### À FAIRE:
a) Indiquez si chacune des affirmations suivantes est conforme à l'extrait. Répondez par oui ou par non et citez les mots de l'extrait qui le montrent. (i) Les achats de végétaux représentent entre 5 et 10 % du chiffre d'affaires des entreprises du paysage. (ii) Lorsque ces entreprises achètent à l'étranger, c'est surtout pour une question de prix. (iii) Chez les concepteurs, la difficulté qui marque le plus est l'exportation.
b) Recopiez fidèlement le passage de l'extrait qui commence par « Sur le terrain, entre » et se termine par « à bas prix... ».

### EXTRAIT DU DOCUMENT:
....................

La rubrique « À vrai dire » s'est donnée pour mission d'organiser le dialogue au sein de la filière. Après Dominique Douard, pour Val'Hor (le Lien horticole n° 780 du 21 décembre 2011) puis Dominique Boutillon, pour la FNPHP (le Lien horticole n° 784-785 du 25 janvier 2012), nous donnons, ce mois-ci, la parole aux entreprises du paysage...
Selon les entrepreneurs du paysage, la filière horticole est-elle unie comme le souhaite Érick Orsenna ?
Sur le terrain, entre les architectes, les producteurs et nous, oui, nous sommes soudés. Les démarches de Val'Hor, comme Cité Verte, nous ont rapprochés. Il y a quelques mois encore, on se comprenait mal. Mais on a appris à se connaître. Chacun y a mis du sien. Nous étions un peu en crise d'adolescence, nous sommes devenus adultes ! Nous sommes soudés et cela devrait durer.
Quels sont les grandes difficultés identifiées chez les concepteurs et les producteurs par les entreprises du paysage ?
Chez les concepteurs, c'est le manque de reconnaissance du métier qui marque le plus. Pour les producteurs, ce sont leurs difficultés à exporter et à faire face à l'internationalisation des échanges et aux importations à bas prix...
Vous représentez le métier de la filière qui s'est sans doute le plus développé au cours de ces dernières années. Le végétal n'en profite pas vraiment, comment l'expliquez-vous ?
Il s'agit avant tout d'un problème d'incompréhension et d'interprétation des chiffres. Dans nos sociétés, les achats de végétaux représentent entre 5 et 10 % de notre chiffre d'affaires. Mais notre activité tourne à 100 % autour du végétal. Dans mon entreprise, par exemple, 60 % du chiffre d'affaires sont réalisés avec l'entretien, et c'est bien d'entretien de végétaux dont il s'agit. C'est pour cela que l'on se bat, comme on l'a encore montré à Paysalia, pour promouvoir la reconnaissance des végétaux.
Trouvez-vous les végétaux que vous cherchez chez les producteurs en général et chez les producteurs français en particulier ?
Oui, on trouve à peu près tout chez les producteurs français. Le seul problème, c'est la relation commerciale et le fait qu'il est souvent difficile d'acheter chez un seul producteur tout ce dont nous avons besoin. Il faut se fournir chez deux ou trois d'entre eux pour un seul chantier, ce qui est toujours compliqué. C'est pourquoi nombre d'entre nous se tournent vers des intermédiaires. Il serait vraiment bien que les producteurs se regroupent, mais ils le savent déjà ! Si nous achetons parfois à l'étranger, c'est plus souvent pour une question de services que de prix... Il faut faire attention aux idées reçues et bien voir que les représentants syndicaux de la profession ne sont pas forcément très représentatifs de ce qui se passe localement. C'est pourquoi j'encourage les professionnels à se mobiliser pour les syndicats professionnels... Mais ça bouge déjà sur le terrain.

....................

### LIGNES DE DONNÉES:
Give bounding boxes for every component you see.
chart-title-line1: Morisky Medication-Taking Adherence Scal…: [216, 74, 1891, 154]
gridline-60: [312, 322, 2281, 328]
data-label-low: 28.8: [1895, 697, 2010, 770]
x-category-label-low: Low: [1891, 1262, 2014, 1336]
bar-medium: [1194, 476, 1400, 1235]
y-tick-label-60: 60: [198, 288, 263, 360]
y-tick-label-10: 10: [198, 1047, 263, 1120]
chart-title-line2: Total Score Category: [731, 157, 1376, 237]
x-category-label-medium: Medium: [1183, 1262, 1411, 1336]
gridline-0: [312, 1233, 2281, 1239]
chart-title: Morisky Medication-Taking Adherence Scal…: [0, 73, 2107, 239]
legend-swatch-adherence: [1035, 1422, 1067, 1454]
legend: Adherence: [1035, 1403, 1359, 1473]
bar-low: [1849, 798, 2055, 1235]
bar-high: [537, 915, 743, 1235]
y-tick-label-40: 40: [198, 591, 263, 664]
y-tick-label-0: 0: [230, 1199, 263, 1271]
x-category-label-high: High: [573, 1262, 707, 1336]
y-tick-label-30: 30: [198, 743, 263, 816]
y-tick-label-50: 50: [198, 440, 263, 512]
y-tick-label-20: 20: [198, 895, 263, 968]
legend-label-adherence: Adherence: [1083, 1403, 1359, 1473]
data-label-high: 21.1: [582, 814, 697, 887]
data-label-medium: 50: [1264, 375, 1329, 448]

....................

### RÉSULTATS DANS L'ORDRE:
a)
(i) Oui : « les achats de végétaux représentent entre 5 et 10 % de notre chiffre d'affaires »
(ii) Non : « c'est plus souvent pour une question de services que de prix »
(iii) Non : « Chez les concepteurs, c'est le manque de reconnaissance du métier qui marque le plus. »

b)
Sur le terrain, entre les architectes, les producteurs et nous, oui, nous sommes soudés. Les démarches de Val'Hor, comme Cité Verte, nous ont rapprochés. Il y a quelques mois encore, on se comprenait mal. Mais on a appris à se connaître. Chacun y a mis du sien. Nous étions un peu en crise d'adolescence, nous sommes devenus adultes ! Nous sommes soudés et cela devrait durer.
Quels sont les grandes difficultés identifiées chez les concepteurs et les producteurs par les entreprises du paysage ?
Chez les concepteurs, c'est le manque de reconnaissance du métier qui marque le plus. Pour les producteurs, ce sont leurs difficultés à exporter et à faire face à l'internationalisation des échanges et aux importations à bas prix...